Saved entries
|---|

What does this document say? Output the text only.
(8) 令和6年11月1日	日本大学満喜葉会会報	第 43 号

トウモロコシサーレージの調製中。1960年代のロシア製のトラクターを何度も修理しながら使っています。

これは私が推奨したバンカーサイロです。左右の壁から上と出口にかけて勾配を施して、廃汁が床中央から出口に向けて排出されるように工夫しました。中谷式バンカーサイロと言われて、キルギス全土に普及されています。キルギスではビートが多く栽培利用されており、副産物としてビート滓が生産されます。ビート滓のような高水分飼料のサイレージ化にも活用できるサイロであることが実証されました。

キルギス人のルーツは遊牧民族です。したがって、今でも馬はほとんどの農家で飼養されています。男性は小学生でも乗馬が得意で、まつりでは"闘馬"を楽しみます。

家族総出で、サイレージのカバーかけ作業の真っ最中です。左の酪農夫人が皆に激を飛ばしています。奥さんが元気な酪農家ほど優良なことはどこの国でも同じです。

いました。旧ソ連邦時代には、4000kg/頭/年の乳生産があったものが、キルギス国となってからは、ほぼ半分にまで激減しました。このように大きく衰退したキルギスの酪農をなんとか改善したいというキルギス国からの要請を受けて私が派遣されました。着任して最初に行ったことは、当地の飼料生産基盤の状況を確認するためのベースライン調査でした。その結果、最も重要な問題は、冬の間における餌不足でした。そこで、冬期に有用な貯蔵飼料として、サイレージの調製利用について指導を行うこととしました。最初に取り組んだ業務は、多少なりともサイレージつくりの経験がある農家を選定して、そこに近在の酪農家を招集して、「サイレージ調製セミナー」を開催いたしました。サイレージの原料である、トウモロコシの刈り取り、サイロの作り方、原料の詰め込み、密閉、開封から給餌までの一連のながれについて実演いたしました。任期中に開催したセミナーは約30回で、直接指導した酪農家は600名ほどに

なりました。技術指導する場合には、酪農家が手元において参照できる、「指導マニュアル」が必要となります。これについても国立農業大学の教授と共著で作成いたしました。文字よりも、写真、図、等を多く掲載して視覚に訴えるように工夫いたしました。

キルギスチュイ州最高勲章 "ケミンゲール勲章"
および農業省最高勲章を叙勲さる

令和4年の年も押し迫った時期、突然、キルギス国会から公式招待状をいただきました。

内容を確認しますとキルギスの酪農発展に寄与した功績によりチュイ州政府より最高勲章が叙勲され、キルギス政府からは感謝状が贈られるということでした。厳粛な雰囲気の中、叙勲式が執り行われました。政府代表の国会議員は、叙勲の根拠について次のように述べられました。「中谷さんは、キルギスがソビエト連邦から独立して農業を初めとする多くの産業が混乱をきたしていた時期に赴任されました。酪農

|---|

### PROBLEM TO WORK ON
Repeat the material above in full, keeping every word.

### THE RESPONSE
What does this document say? Output the text only.
(8) 令和6年11月1日	日本大学満喜葉会会報	第 43 号

トウモロコシサーレージの調製中。1960年代のロシア製のトラクターを何度も修理しながら使っています。

これは私が推奨したバンカーサイロです。左右の壁から上と出口にかけて勾配を施して、廃汁が床中央から出口に向けて排出されるように工夫しました。中谷式バンカーサイロと言われて、キルギス全土に普及されています。キルギスではビートが多く栽培利用されており、副産物としてビート滓が生産されます。ビート滓のような高水分飼料のサイレージ化にも活用できるサイロであることが実証されました。

キルギス人のルーツは遊牧民族です。したがって、今でも馬はほとんどの農家で飼養されています。男性は小学生でも乗馬が得意で、まつりでは"闘馬"を楽しみます。

家族総出で、サイレージのカバーかけ作業の真っ最中です。左の酪農夫人が皆に激を飛ばしています。奥さんが元気な酪農家ほど優良なことはどこの国でも同じです。

いました。旧ソ連邦時代には、4000kg/頭/年の乳生産があったものが、キルギス国となってからは、ほぼ半分にまで激減しました。このように大きく衰退したキルギスの酪農をなんとか改善したいというキルギス国からの要請を受けて私が派遣されました。着任して最初に行ったことは、当地の飼料生産基盤の状況を確認するためのベースライン調査でした。その結果、最も重要な問題は、冬の間における餌不足でした。そこで、冬期に有用な貯蔵飼料として、サイレージの調製利用について指導を行うこととしました。最初に取り組んだ業務は、多少なりともサイレージつくりの経験がある農家を選定して、そこに近在の酪農家を招集して、「サイレージ調製セミナー」を開催いたしました。サイレージの原料である、トウモロコシの刈り取り、サイロの作り方、原料の詰め込み、密閉、開封から給餌までの一連のながれについて実演いたしました。任期中に開催したセミナーは約30回で、直接指導した酪農家は600名ほどに

なりました。技術指導する場合には、酪農家が手元において参照できる、「指導マニュアル」が必要となります。これについても国立農業大学の教授と共著で作成いたしました。文字よりも、写真、図、等を多く掲載して視覚に訴えるように工夫いたしました。

キルギスチュイ州最高勲章 "ケミンゲール勲章"
および農業省最高勲章を叙勲さる

令和4年の年も押し迫った時期、突然、キルギス国会から公式招待状をいただきました。

内容を確認しますとキルギスの酪農発展に寄与した功績によりチュイ州政府より最高勲章が叙勲され、キルギス政府からは感謝状が贈られるということでした。厳粛な雰囲気の中、叙勲式が執り行われました。政府代表の国会議員は、叙勲の根拠について次のように述べられました。「中谷さんは、キルギスがソビエト連邦から独立して農業を初めとする多くの産業が混乱をきたしていた時期に赴任されました。酪農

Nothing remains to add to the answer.